Extracted records:
━━━━━━━━━━━━━━━━

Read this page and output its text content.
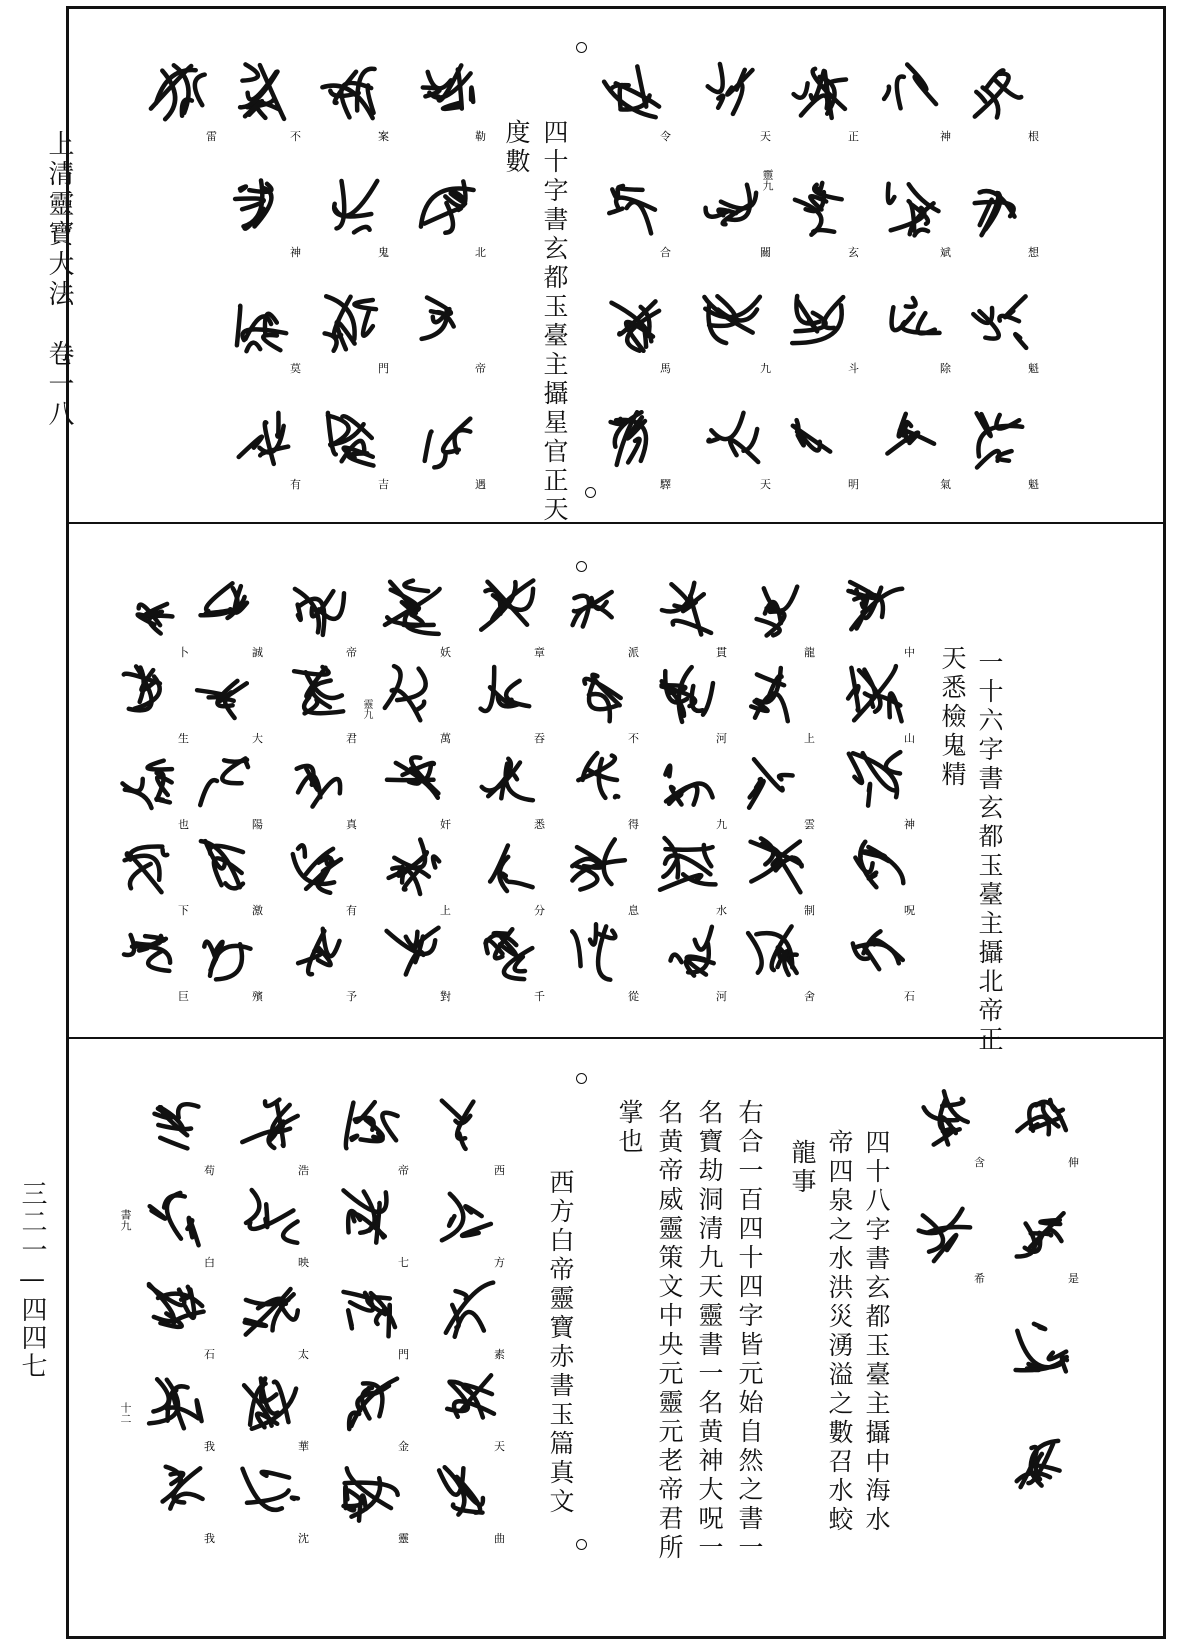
上清靈寶大法　卷一八
三二一—四四七
四十字書玄都玉臺主攝星官正天
度數
靈九
一十六字書玄都玉臺主攝北帝正
天悉檢鬼精
靈九
四十八字書玄都玉臺主攝中海水
帝四泉之水洪災湧溢之數召水蛟
龍事
右合一百四十四字皆元始自然之書一
名寶劫洞清九天靈書一名黄神大呪一
名黄帝威靈策文中央元靈元老帝君所
掌也
西方白帝靈寶赤書玉篇真文
書九
十二
根
想
魁
魁
神
斌
除
氣
正
玄
斗
明
天
關
九
天
令
合
馬
驛
勒
北
帝
遇
案
鬼
門
吉
不
神
莫
有
雷
中
山
神
呪
石
龍
上
雲
制
舍
貫
河
九
水
河
派
不
得
息
從
章
吞
悉
分
千
妖
萬
奸
上
對
帝
君
真
有
予
誠
大
陽
激
殯
卜
生
也
下
巨
伸
是
含
希
西
方
素
天
曲
帝
七
門
金
靈
浩
映
太
華
沈
苟
白
石
我
我
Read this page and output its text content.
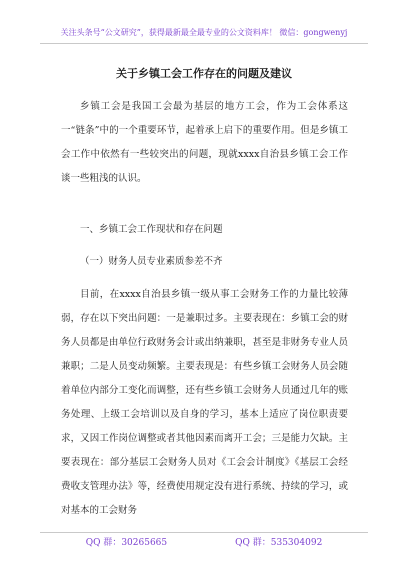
关注头条号“公文研究”，获得最新最全最专业的公文资料库！ 微信：gongwenyj
关于乡镇工会工作存在的问题及建议

乡镇工会是我国工会最为基层的地方工会，作为工会体系这一“链条”中的一个重要环节，起着承上启下的重要作用。但是乡镇工会工作中依然有一些较突出的问题，现就xxxx自治县乡镇工会工作谈一些粗浅的认识。

一、乡镇工会工作现状和存在问题

（一）财务人员专业素质参差不齐

目前，在xxxx自治县乡镇一级从事工会财务工作的力量比较薄弱，存在以下突出问题：一是兼职过多。主要表现在：乡镇工会的财务人员都是由单位行政财务会计或出纳兼职，甚至是非财务专业人员兼职；二是人员变动频繁。主要表现是：有些乡镇工会财务人员会随着单位内部分工变化而调整，还有些乡镇工会财务人员通过几年的账务处理、上级工会培训以及自身的学习，基本上适应了岗位职责要求，又因工作岗位调整或者其他因素而离开工会；三是能力欠缺。主要表现在：部分基层工会财务人员对《工会会计制度》《基层工会经费收支管理办法》等，经费使用规定没有进行系统、持续的学习，或对基本的工会财务

QQ 群：30265665	QQ 群：535304092
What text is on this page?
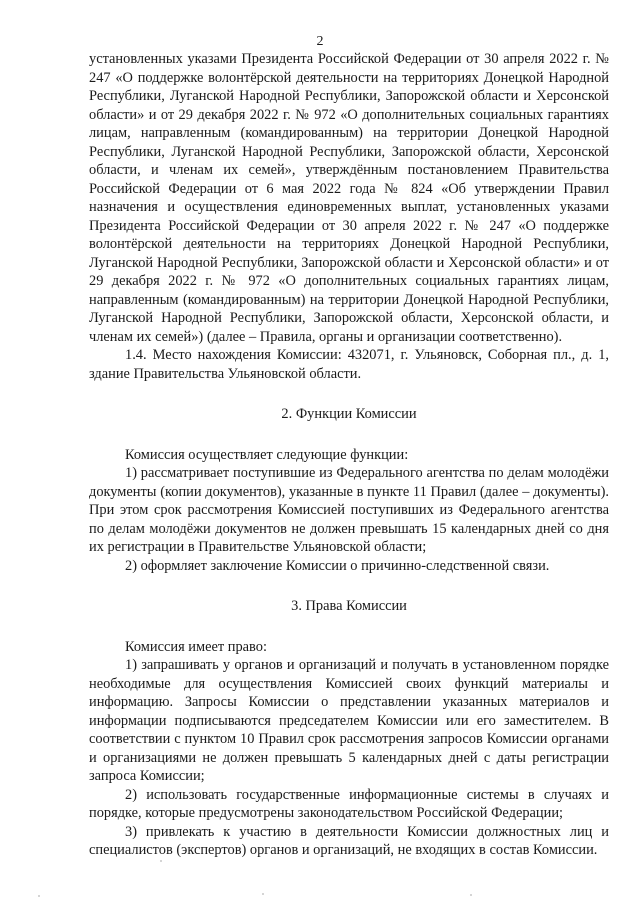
2

установленных указами Президента Российской Федерации от 30 апреля 2022 г. № 247 «О поддержке волонтёрской деятельности на территориях Донецкой Народной Республики, Луганской Народной Республики, Запорожской области и Херсонской области» и от 29 декабря 2022 г. № 972 «О дополнительных социальных гарантиях лицам, направленным (командированным) на территории Донецкой Народной Республики, Луганской Народной Республики, Запорожской области, Херсонской области, и членам их семей», утверждённым постановлением Правительства Российской Федерации от 6 мая 2022 года № 824 «Об утверждении Правил назначения и осуществления единовременных выплат, установленных указами Президента Российской Федерации от 30 апреля 2022 г. № 247 «О поддержке волонтёрской деятельности на территориях Донецкой Народной Республики, Луганской Народной Республики, Запорожской области и Херсонской области» и от 29 декабря 2022 г. № 972 «О дополнительных социальных гарантиях лицам, направленным (командированным) на территории Донецкой Народной Республики, Луганской Народной Республики, Запорожской области, Херсонской области, и членам их семей») (далее – Правила, органы и организации соответственно).

1.4. Место нахождения Комиссии: 432071, г. Ульяновск, Соборная пл., д. 1, здание Правительства Ульяновской области.

2. Функции Комиссии

Комиссия осуществляет следующие функции:

1) рассматривает поступившие из Федерального агентства по делам молодёжи документы (копии документов), указанные в пункте 11 Правил (далее – документы). При этом срок рассмотрения Комиссией поступивших из Федерального агентства по делам молодёжи документов не должен превышать 15 календарных дней со дня их регистрации в Правительстве Ульяновской области;

2) оформляет заключение Комиссии о причинно-следственной связи.

3. Права Комиссии

Комиссия имеет право:

1) запрашивать у органов и организаций и получать в установленном порядке необходимые для осуществления Комиссией своих функций материалы и информацию. Запросы Комиссии о представлении указанных материалов и информации подписываются председателем Комиссии или его заместителем. В соответствии с пунктом 10 Правил срок рассмотрения запросов Комиссии органами и организациями не должен превышать 5 календарных дней с даты регистрации запроса Комиссии;

2) использовать государственные информационные системы в случаях и порядке, которые предусмотрены законодательством Российской Федерации;

3) привлекать к участию в деятельности Комиссии должностных лиц и специалистов (экспертов) органов и организаций, не входящих в состав Комиссии.
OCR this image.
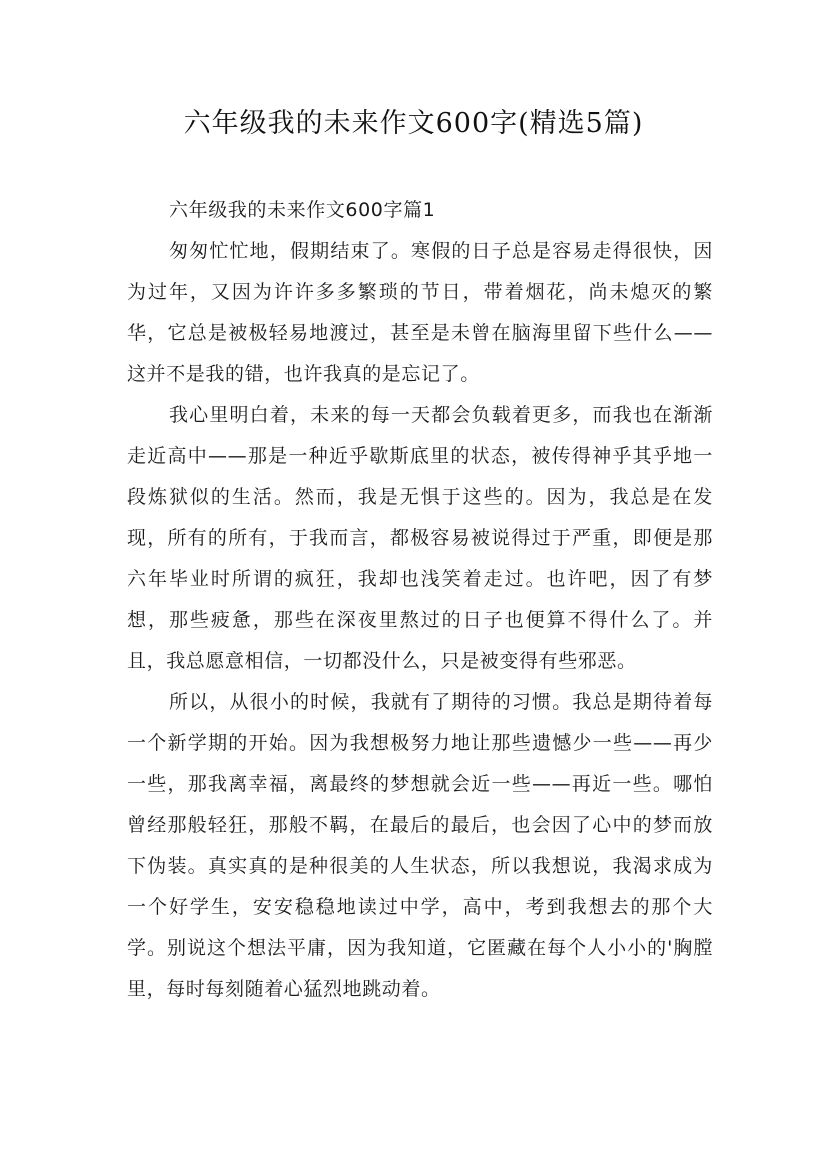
六年级我的未来作文600字(精选5篇)

六年级我的未来作文600字篇1

匆匆忙忙地，假期结束了。寒假的日子总是容易走得很快，因为过年，又因为许许多多繁琐的节日，带着烟花，尚未熄灭的繁华，它总是被极轻易地渡过，甚至是未曾在脑海里留下些什么——这并不是我的错，也许我真的是忘记了。

我心里明白着，未来的每一天都会负载着更多，而我也在渐渐走近高中——那是一种近乎歇斯底里的状态，被传得神乎其乎地一段炼狱似的生活。然而，我是无惧于这些的。因为，我总是在发现，所有的所有，于我而言，都极容易被说得过于严重，即便是那六年毕业时所谓的疯狂，我却也浅笑着走过。也许吧，因了有梦想，那些疲惫，那些在深夜里熬过的日子也便算不得什么了。并且，我总愿意相信，一切都没什么，只是被变得有些邪恶。

所以，从很小的时候，我就有了期待的习惯。我总是期待着每一个新学期的开始。因为我想极努力地让那些遗憾少一些——再少一些，那我离幸福，离最终的梦想就会近一些——再近一些。哪怕曾经那般轻狂，那般不羁，在最后的最后，也会因了心中的梦而放下伪装。真实真的是种很美的人生状态，所以我想说，我渴求成为一个好学生，安安稳稳地读过中学，高中，考到我想去的那个大学。别说这个想法平庸，因为我知道，它匿藏在每个人小小的'胸膛里，每时每刻随着心猛烈地跳动着。
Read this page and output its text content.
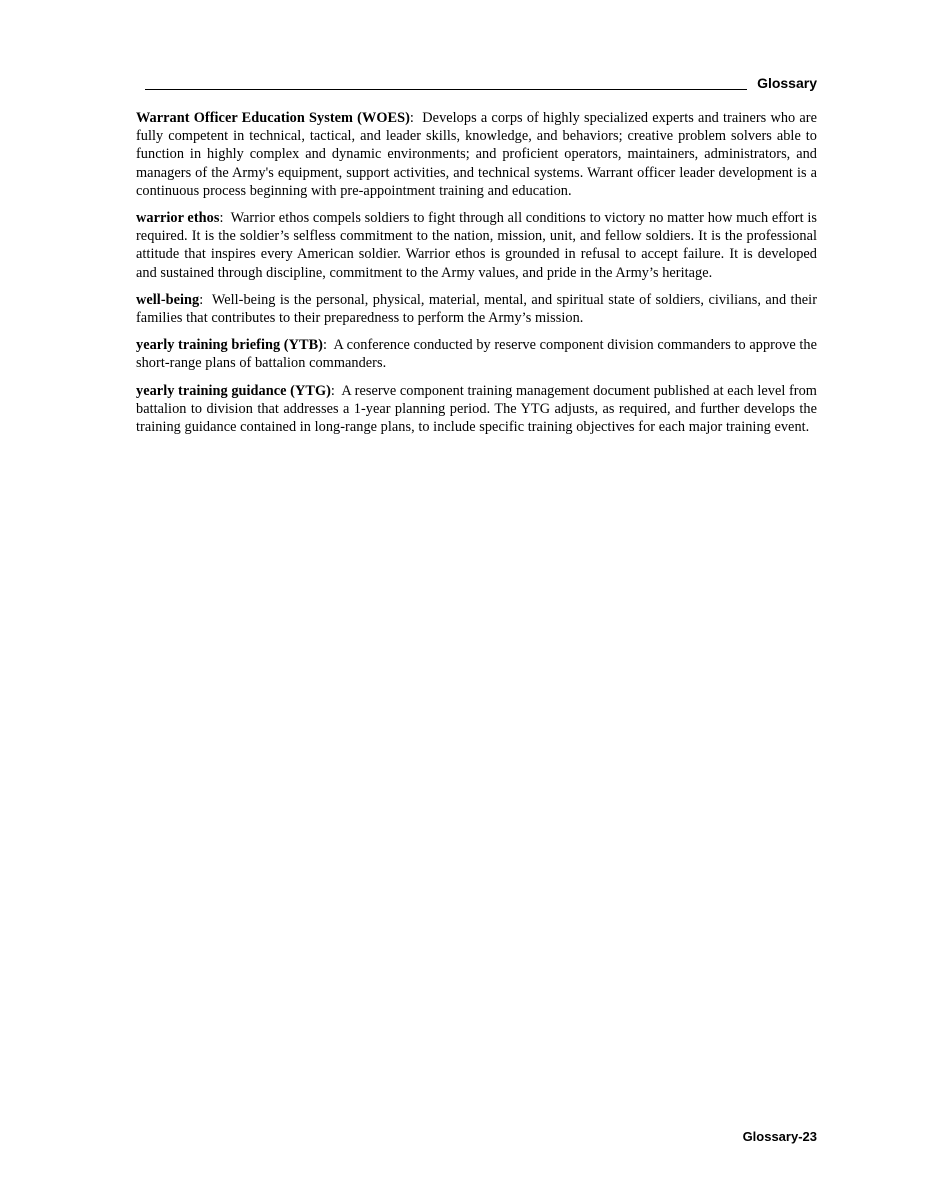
Glossary

Warrant Officer Education System (WOES):  Develops a corps of highly specialized experts and trainers who are fully competent in technical, tactical, and leader skills, knowledge, and behaviors; creative problem solvers able to function in highly complex and dynamic environments; and proficient operators, maintainers, administrators, and managers of the Army's equipment, support activities, and technical systems. Warrant officer leader development is a continuous process beginning with pre-appointment training and education.

warrior ethos:  Warrior ethos compels soldiers to fight through all conditions to victory no matter how much effort is required. It is the soldier’s selfless commitment to the nation, mission, unit, and fellow soldiers. It is the professional attitude that inspires every American soldier. Warrior ethos is grounded in refusal to accept failure. It is developed and sustained through discipline, commitment to the Army values, and pride in the Army’s heritage.

well-being:  Well-being is the personal, physical, material, mental, and spiritual state of soldiers, civilians, and their families that contributes to their preparedness to perform the Army’s mission.

yearly training briefing (YTB):  A conference conducted by reserve component division commanders to approve the short-range plans of battalion commanders.

yearly training guidance (YTG):  A reserve component training management document published at each level from battalion to division that addresses a 1-year planning period. The YTG adjusts, as required, and further develops the training guidance contained in long-range plans, to include specific training objectives for each major training event.

Glossary-23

━━━━━━━━━━━━━━━━

Where a line holds "reserve", copy it out.

yearly training briefing (YTB):  A conference conducted by reserve component division commanders to approve the short-range plans of battalion commanders.
yearly training guidance (YTG):  A reserve component training management document published at each level from battalion to division that addresses a 1-year planning period. The YTG adjusts, as required, and further develops the training guidance contained in long-range plans, to include specific training objectives for each major training event.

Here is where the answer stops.